- **Task inputs**:
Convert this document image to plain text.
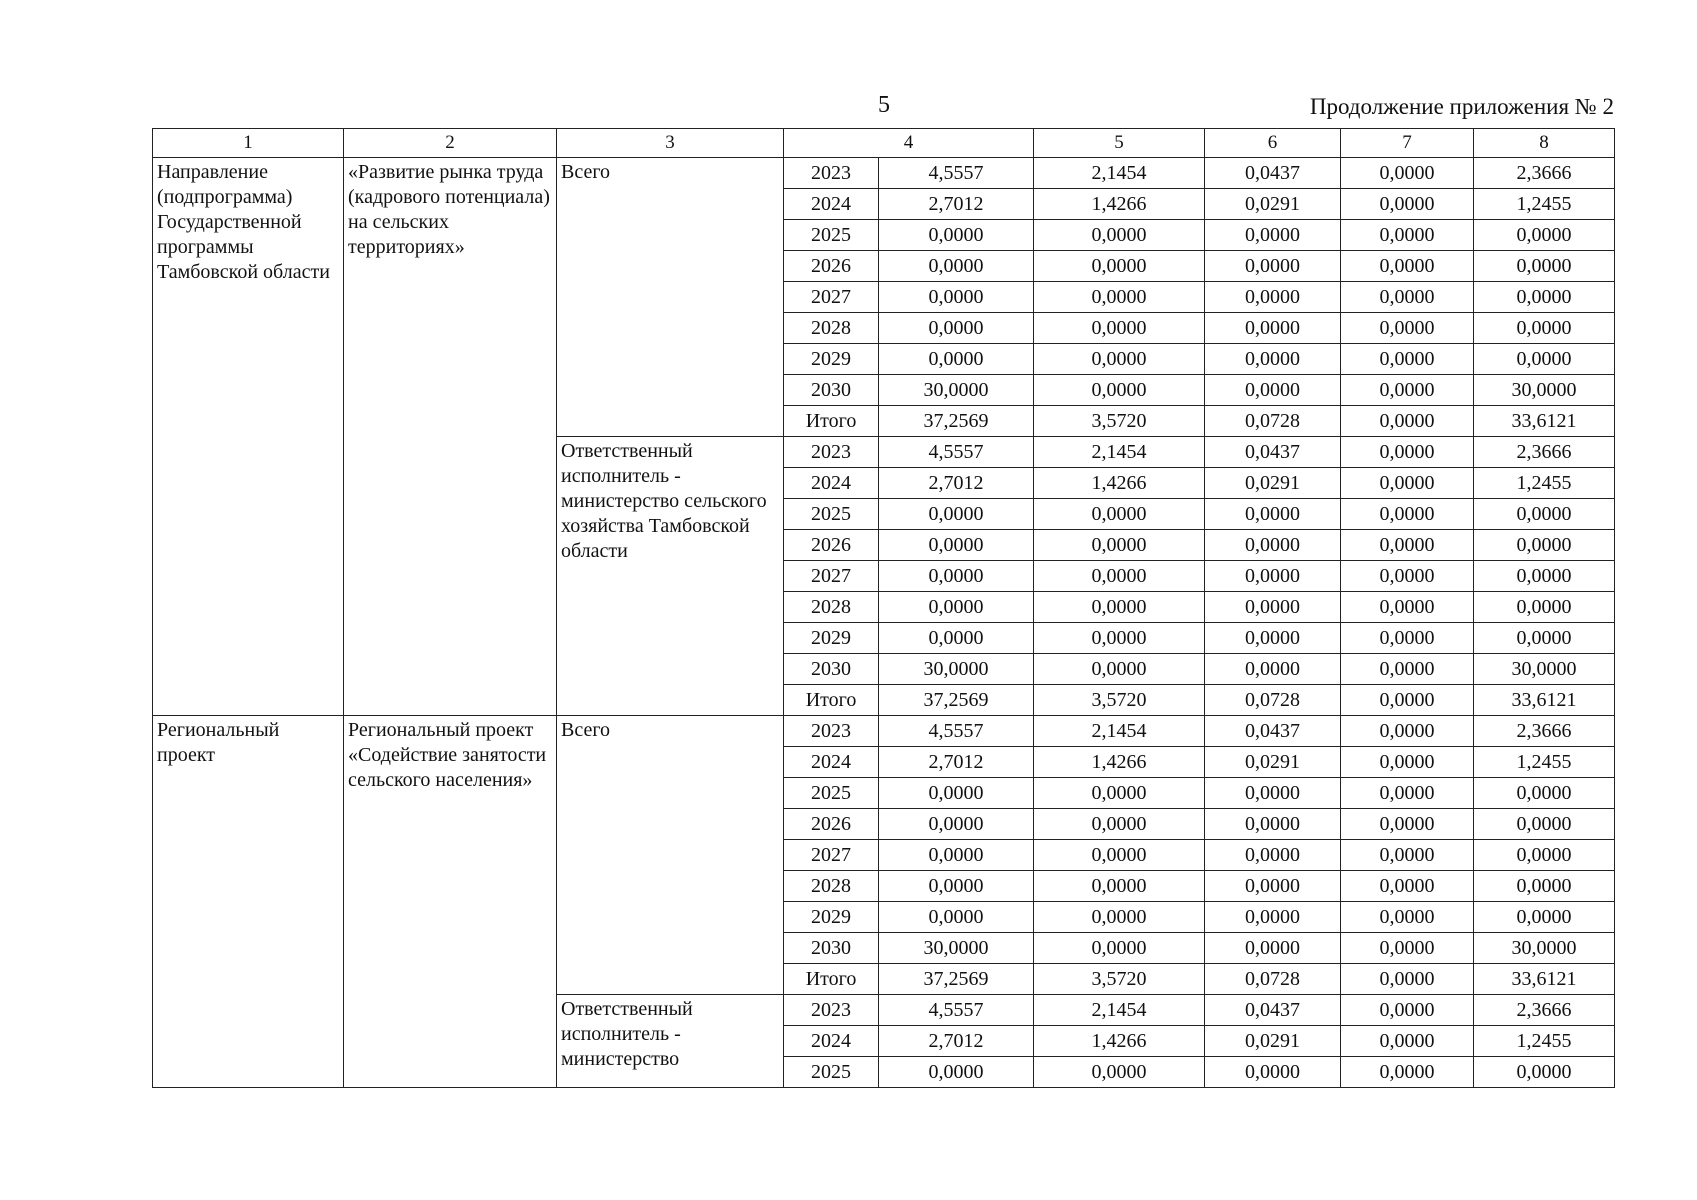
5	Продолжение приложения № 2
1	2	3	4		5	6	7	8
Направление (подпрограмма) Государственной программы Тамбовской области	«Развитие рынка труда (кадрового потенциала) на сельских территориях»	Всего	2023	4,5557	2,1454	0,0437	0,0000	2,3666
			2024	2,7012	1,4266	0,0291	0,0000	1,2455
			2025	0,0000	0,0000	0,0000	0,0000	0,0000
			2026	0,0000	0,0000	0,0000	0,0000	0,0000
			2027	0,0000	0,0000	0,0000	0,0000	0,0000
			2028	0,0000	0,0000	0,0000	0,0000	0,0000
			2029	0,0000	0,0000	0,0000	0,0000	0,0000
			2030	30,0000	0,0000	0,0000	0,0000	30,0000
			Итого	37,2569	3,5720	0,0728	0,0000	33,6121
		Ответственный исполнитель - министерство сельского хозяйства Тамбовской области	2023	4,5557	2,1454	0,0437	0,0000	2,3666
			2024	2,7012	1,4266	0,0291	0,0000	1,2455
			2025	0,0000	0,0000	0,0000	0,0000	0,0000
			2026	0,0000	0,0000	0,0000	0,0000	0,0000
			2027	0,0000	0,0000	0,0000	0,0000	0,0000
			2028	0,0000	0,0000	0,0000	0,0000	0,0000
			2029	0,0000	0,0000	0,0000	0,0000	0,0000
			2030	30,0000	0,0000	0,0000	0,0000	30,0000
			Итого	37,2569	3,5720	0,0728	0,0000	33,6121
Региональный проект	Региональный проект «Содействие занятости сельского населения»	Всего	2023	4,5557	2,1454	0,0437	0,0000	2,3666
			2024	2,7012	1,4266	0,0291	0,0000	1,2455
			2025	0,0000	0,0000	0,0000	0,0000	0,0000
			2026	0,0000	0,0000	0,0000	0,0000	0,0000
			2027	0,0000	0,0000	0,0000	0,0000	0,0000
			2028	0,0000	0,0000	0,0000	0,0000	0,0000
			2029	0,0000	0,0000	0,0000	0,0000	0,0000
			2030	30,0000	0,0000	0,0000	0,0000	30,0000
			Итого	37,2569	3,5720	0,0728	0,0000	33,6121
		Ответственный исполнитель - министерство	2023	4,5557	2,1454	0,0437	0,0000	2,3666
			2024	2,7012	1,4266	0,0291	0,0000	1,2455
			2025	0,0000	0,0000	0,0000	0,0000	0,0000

- **Set task**:
Find the lines above holding the word "исполнитель" and show them.

- **Task response**:
		Ответственный исполнитель - министерство сельского хозяйства Тамбовской области	2023	4,5557	2,1454	0,0437	0,0000	2,3666
		Ответственный исполнитель - министерство	2023	4,5557	2,1454	0,0437	0,0000	2,3666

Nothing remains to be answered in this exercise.